*WHAT YOU HAVE TO DO*
Look below and pull out each line with the word "Adige".

# # #

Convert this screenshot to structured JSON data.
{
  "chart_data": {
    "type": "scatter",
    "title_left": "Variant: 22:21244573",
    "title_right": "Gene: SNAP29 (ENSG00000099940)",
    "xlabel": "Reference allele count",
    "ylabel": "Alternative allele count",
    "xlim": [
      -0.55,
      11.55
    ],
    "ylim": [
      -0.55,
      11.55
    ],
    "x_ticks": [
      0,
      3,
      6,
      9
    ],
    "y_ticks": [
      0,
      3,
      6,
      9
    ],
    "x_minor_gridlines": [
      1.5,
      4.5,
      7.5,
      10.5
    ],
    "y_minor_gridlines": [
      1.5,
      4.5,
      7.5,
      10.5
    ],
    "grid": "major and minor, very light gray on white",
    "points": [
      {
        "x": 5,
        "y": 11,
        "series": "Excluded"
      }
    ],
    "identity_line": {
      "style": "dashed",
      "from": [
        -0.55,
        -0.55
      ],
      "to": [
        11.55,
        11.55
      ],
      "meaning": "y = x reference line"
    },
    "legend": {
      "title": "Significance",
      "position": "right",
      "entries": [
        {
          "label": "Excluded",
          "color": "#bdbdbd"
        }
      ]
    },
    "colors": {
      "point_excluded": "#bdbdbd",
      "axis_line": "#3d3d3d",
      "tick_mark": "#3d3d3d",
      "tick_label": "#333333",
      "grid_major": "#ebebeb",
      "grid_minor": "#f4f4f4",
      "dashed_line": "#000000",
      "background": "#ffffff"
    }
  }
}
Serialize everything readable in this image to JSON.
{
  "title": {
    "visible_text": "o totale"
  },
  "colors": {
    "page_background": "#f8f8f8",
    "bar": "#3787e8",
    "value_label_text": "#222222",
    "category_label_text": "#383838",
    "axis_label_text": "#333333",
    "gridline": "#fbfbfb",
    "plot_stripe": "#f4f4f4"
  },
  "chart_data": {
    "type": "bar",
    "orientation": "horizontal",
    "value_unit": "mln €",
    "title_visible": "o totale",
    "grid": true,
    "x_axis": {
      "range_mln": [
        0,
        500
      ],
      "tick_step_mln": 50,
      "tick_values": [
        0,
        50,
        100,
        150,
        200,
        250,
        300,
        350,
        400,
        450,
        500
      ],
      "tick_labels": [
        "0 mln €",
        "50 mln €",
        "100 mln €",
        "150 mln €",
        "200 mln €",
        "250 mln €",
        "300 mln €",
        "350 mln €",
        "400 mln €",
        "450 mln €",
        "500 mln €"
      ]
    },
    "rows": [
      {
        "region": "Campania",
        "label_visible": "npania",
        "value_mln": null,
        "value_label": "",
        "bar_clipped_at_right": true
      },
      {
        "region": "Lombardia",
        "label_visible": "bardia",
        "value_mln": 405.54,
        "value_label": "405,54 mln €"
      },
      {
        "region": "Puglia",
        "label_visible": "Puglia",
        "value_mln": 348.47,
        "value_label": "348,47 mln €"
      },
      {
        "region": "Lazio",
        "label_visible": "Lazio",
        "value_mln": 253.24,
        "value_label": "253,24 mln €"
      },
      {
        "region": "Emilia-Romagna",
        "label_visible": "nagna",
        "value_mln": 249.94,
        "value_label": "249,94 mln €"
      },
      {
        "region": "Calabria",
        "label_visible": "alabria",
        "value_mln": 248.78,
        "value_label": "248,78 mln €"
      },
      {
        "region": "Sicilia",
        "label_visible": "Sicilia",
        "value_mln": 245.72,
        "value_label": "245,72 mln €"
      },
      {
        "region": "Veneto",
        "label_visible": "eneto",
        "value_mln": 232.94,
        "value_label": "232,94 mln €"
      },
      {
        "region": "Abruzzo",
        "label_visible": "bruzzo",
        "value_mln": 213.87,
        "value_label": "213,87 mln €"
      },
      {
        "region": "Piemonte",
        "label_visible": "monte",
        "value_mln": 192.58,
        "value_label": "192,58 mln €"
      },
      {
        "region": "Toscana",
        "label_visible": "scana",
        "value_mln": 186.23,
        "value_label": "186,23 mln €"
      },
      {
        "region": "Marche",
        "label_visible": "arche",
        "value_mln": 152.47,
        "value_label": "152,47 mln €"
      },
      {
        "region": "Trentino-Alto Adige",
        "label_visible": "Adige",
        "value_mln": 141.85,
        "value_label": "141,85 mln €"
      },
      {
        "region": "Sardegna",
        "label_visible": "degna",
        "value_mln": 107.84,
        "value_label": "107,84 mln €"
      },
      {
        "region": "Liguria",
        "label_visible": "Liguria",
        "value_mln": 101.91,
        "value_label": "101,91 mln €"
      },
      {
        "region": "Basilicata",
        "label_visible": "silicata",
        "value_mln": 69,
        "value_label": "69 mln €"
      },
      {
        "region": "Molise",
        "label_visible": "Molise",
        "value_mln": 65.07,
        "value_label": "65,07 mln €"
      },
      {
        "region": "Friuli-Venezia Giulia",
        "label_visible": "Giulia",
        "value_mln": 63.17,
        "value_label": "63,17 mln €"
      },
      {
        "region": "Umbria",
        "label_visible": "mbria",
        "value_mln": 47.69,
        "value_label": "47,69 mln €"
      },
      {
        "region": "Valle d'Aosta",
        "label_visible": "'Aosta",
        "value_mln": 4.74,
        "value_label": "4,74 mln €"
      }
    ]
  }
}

# # #

*RIGHT ANSWER*
        "region": "Trentino-Alto Adige",
        "label_visible": "Adige",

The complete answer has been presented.